### Data for processing
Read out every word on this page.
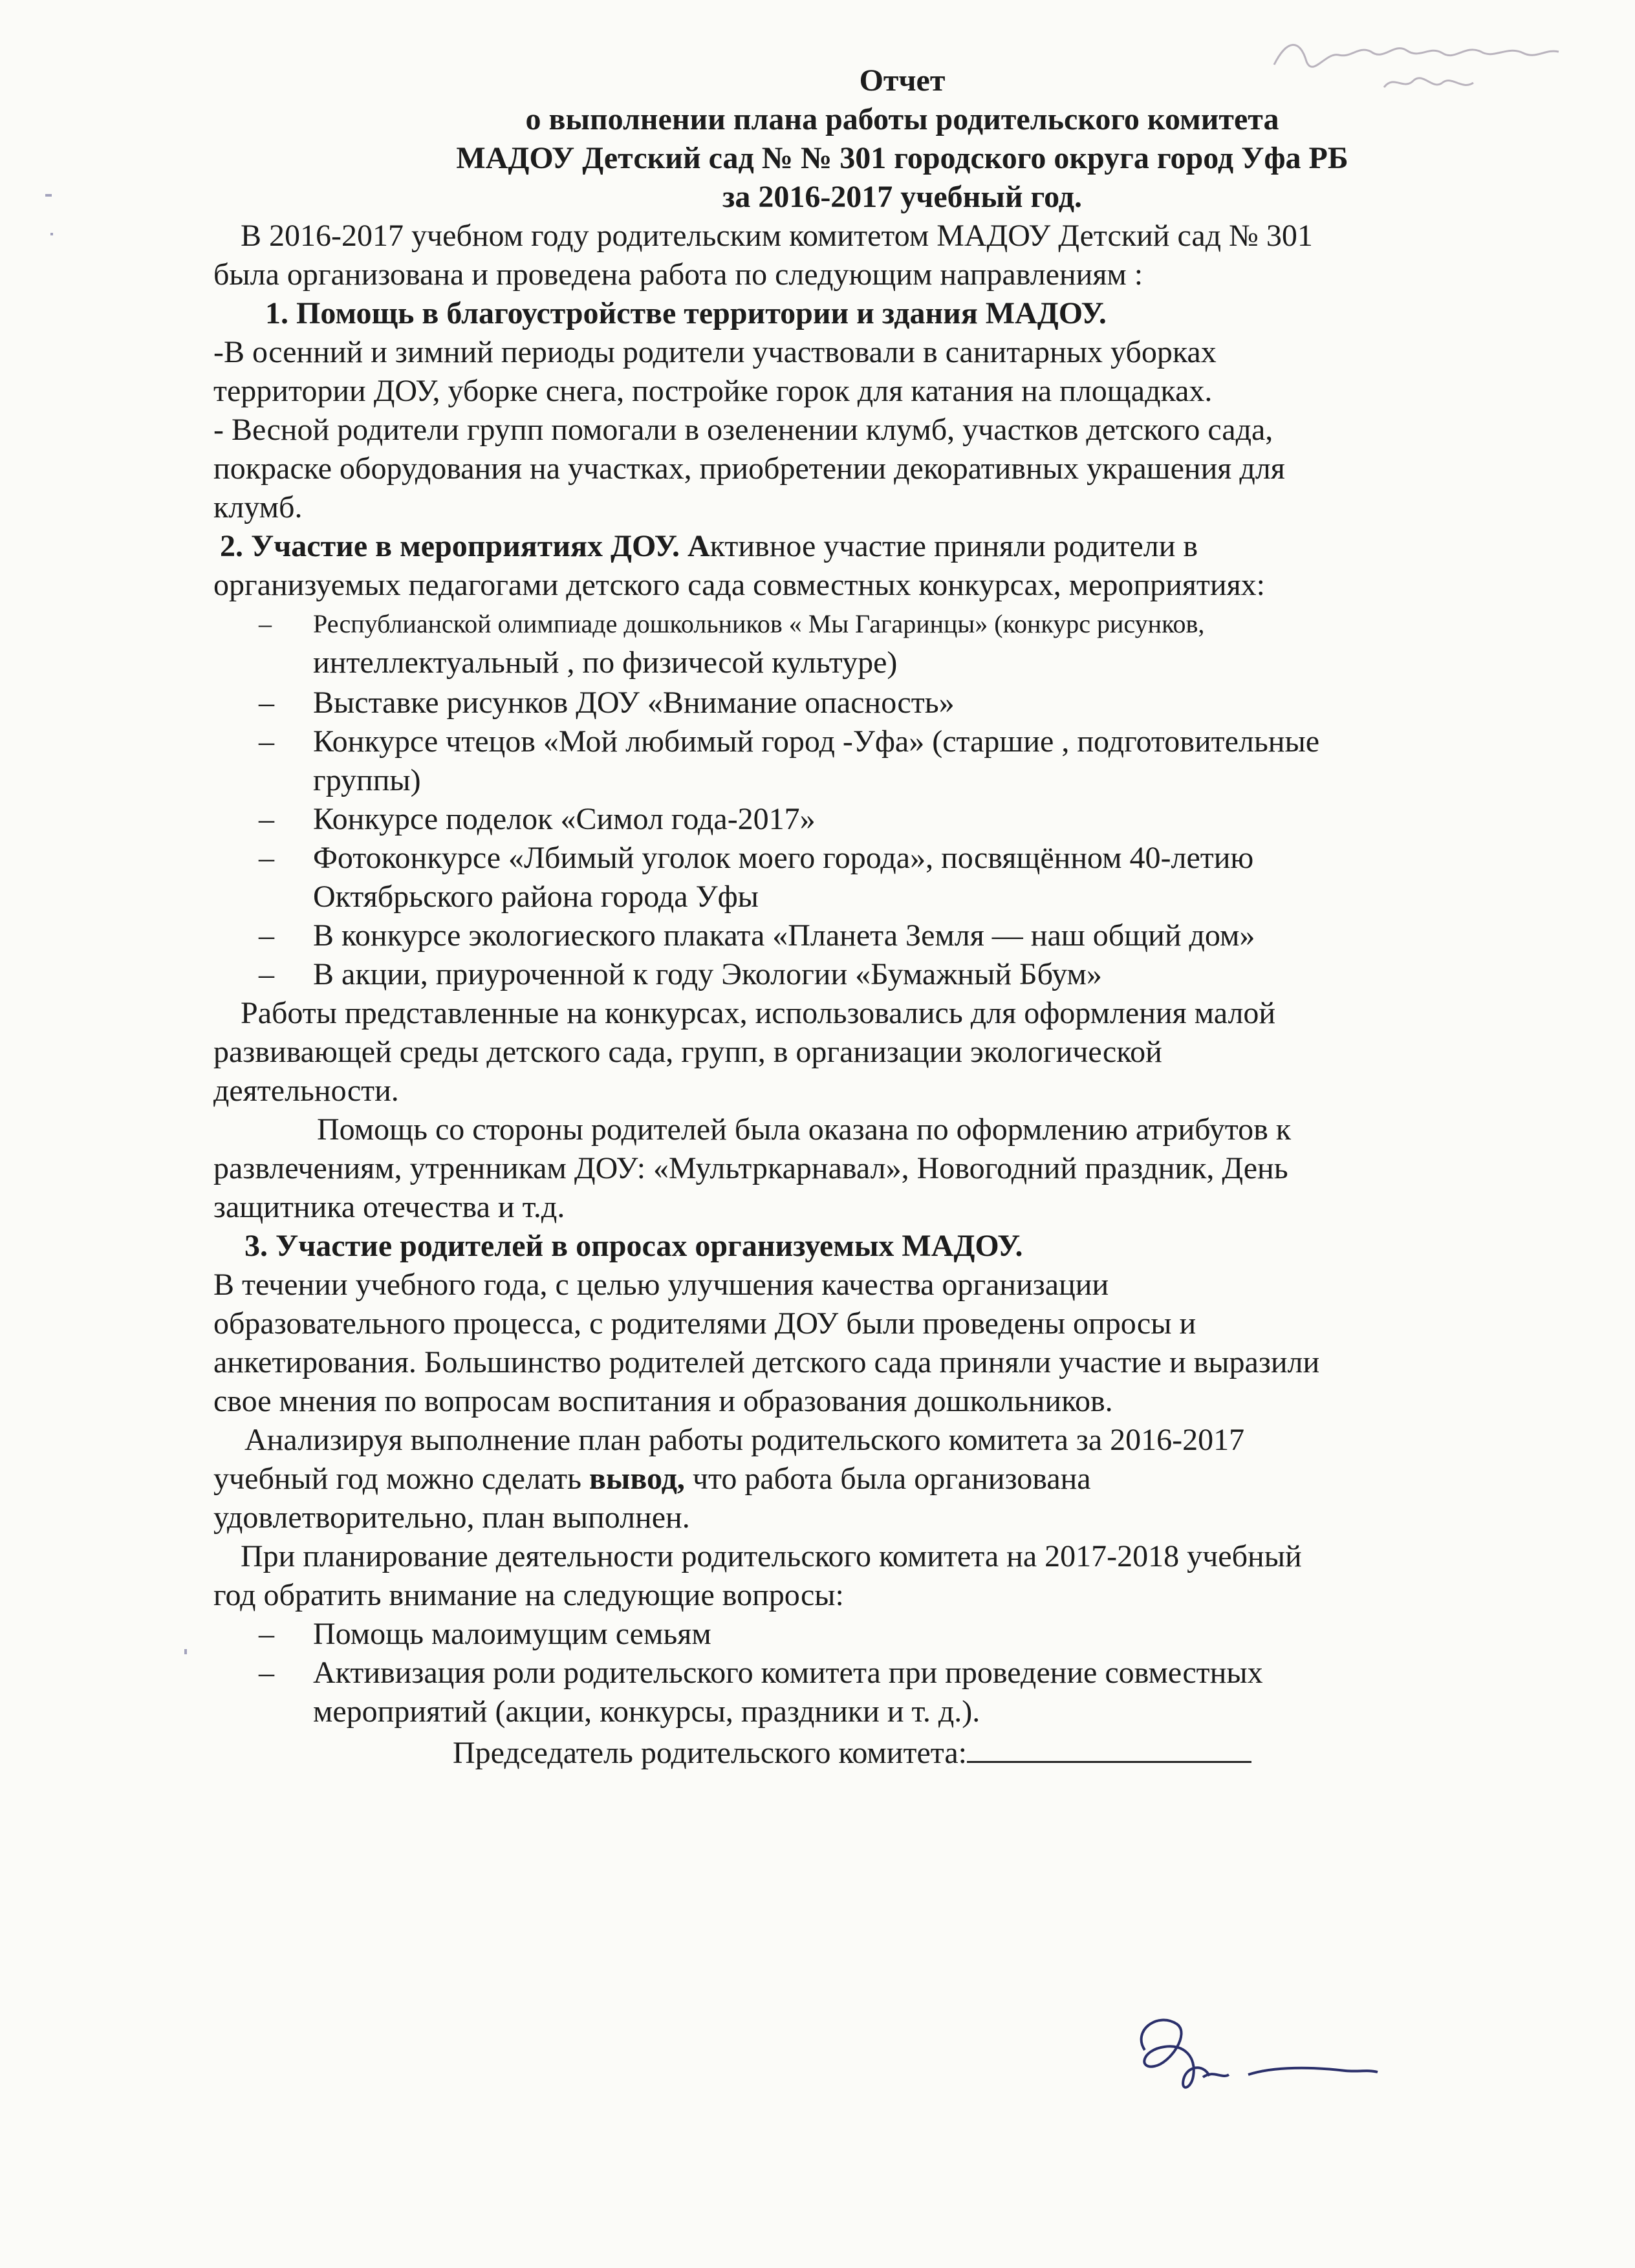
Отчет

о выполнении плана работы родительского комитета

МАДОУ Детский сад № № 301 городского округа город Уфа РБ

за 2016-2017 учебный год.

В 2016-2017 учебном году родительским комитетом МАДОУ Детский сад № 301

была организована и проведена работа по следующим направлениям :

1. Помощь в благоустройстве территории и здания МАДОУ.

-В осенний и зимний периоды родители участвовали в санитарных уборках

территории ДОУ, уборке снега, постройке горок для катания на площадках.

- Весной родители групп помогали в озеленении клумб, участков детского сада,

покраске оборудования на участках, приобретении декоративных украшения для

клумб.

2. Участие в мероприятиях ДОУ. Активное участие приняли родители в

организуемых педагогами детского сада совместных конкурсах, мероприятиях:

– Республианской олимпиаде дошкольников « Мы Гагаринцы» (конкурс рисунков,
интеллектуальный , по физичесой культуре)
– Выставке рисунков ДОУ «Внимание опасность»
– Конкурсе чтецов «Мой любимый город -Уфа» (старшие , подготовительные
группы)
– Конкурсе поделок «Симол года-2017»
– Фотоконкурсе «Лбимый уголок моего города», посвящённом 40-летию
Октябрьского района города Уфы
– В конкурсе экологиеского плаката «Планета Земля — наш общий дом»
– В акции, приуроченной к году Экологии «Бумажный Ббум»

Работы представленные на конкурсах, использовались для оформления малой

развивающей среды детского сада, групп, в организации экологической

деятельности.

Помощь со стороны родителей была оказана по оформлению атрибутов к

развлечениям, утренникам ДОУ: «Мультркарнавал», Новогодний праздник, День

защитника отечества и т.д.

3. Участие родителей в опросах организуемых МАДОУ.

В течении учебного года, с целью улучшения качества организации

образовательного процесса, с родителями ДОУ были проведены опросы и

анкетирования. Большинство родителей детского сада приняли участие и выразили

свое мнения по вопросам воспитания и образования дошкольников.

Анализируя выполнение план работы родительского комитета за 2016-2017

учебный год можно сделать вывод, что работа была организована

удовлетворительно, план выполнен.

При планирование деятельности родительского комитета на 2017-2018 учебный

год обратить внимание на следующие вопросы:

– Помощь малоимущим семьям
– Активизация роли родительского комитета при проведение совместных
мероприятий (акции, конкурсы, праздники и т. д.).

Председатель родительского комитета:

### Exercise
Take every line from the data that contains the word "была".

### Written response
была организована и проведена работа по следующим направлениям :
Помощь со стороны родителей была оказана по оформлению атрибутов к
учебный год можно сделать вывод, что работа была организована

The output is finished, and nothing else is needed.